» **Do this**:
Find the lines of data that contain the string "Amérique", then list them.

Recorded data:
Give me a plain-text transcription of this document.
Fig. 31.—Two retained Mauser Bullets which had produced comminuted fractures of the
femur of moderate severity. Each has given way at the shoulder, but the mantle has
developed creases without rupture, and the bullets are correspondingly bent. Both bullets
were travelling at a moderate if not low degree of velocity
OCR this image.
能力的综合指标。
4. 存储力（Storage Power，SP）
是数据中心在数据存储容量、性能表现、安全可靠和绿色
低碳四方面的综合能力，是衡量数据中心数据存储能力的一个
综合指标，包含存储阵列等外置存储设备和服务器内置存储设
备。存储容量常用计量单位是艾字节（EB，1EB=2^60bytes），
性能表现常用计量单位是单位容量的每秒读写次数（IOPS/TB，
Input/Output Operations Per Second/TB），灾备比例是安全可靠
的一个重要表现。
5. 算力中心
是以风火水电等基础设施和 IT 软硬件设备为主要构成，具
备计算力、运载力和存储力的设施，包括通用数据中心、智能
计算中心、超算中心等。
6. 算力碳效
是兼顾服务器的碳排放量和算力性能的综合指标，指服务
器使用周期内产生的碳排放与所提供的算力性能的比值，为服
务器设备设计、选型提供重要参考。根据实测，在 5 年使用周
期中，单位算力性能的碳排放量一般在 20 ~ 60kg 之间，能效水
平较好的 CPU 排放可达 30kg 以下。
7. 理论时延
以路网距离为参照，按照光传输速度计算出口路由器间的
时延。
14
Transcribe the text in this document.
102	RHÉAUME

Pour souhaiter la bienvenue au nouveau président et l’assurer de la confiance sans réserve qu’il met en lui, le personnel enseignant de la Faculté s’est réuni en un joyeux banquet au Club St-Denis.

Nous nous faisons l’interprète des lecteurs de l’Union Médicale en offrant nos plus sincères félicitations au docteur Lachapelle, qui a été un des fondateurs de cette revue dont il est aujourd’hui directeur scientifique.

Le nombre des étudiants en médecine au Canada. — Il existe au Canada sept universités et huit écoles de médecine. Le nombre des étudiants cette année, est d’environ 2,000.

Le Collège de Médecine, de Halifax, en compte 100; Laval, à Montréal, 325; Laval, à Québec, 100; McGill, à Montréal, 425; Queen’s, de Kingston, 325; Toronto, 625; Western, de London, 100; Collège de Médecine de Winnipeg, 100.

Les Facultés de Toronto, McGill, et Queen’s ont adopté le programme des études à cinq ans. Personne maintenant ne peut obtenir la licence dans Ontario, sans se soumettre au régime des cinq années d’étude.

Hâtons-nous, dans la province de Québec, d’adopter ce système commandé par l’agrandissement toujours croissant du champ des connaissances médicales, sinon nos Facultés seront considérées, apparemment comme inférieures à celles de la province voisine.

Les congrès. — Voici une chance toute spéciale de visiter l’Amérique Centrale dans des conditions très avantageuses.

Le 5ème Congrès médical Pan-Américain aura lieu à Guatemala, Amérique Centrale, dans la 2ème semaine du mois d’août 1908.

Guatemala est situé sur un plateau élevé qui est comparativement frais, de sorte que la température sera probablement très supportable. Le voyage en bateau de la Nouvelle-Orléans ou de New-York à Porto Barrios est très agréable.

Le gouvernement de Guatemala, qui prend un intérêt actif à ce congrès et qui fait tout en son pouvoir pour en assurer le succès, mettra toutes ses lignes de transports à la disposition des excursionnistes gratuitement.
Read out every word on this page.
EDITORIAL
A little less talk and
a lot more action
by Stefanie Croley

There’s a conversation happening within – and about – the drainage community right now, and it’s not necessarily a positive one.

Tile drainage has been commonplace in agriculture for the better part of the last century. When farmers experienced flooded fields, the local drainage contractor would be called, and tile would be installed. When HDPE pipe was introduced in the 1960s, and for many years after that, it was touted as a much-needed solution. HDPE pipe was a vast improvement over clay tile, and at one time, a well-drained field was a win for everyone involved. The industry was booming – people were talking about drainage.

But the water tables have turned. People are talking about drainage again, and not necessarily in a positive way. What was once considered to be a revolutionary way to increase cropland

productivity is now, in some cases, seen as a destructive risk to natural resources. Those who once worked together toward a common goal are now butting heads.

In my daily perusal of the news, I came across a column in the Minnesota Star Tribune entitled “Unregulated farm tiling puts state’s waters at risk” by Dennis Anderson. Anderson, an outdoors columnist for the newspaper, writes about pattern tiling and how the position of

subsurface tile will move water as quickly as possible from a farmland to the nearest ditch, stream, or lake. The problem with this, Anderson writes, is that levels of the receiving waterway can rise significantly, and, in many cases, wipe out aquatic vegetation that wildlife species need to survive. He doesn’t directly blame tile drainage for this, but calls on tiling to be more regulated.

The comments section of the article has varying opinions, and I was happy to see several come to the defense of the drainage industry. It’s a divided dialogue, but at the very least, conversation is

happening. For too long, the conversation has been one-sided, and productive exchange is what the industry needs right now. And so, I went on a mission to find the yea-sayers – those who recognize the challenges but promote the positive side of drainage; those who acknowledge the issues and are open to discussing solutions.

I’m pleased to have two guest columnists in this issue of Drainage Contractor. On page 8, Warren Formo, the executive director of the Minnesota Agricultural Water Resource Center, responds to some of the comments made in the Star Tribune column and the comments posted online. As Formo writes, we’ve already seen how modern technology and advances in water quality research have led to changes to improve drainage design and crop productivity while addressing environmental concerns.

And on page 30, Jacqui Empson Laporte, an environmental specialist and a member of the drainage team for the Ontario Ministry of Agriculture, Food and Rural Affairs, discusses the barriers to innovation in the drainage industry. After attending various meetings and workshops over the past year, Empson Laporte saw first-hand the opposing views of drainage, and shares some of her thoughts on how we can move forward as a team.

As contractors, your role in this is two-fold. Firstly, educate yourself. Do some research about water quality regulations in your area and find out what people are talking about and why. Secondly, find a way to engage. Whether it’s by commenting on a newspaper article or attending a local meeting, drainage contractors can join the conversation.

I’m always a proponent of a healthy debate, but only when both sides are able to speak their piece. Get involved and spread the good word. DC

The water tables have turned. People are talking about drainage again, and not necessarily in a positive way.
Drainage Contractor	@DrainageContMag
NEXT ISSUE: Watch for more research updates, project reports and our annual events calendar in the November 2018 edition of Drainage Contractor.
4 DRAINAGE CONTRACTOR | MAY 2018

» **Reply to the task**:
Les congrès. — Voici une chance toute spéciale de visiter l’Amérique Centrale dans des conditions très avantageuses.
Le 5ème Congrès médical Pan-Américain aura lieu à Guatemala, Amérique Centrale, dans la 2ème semaine du mois d’août 1908.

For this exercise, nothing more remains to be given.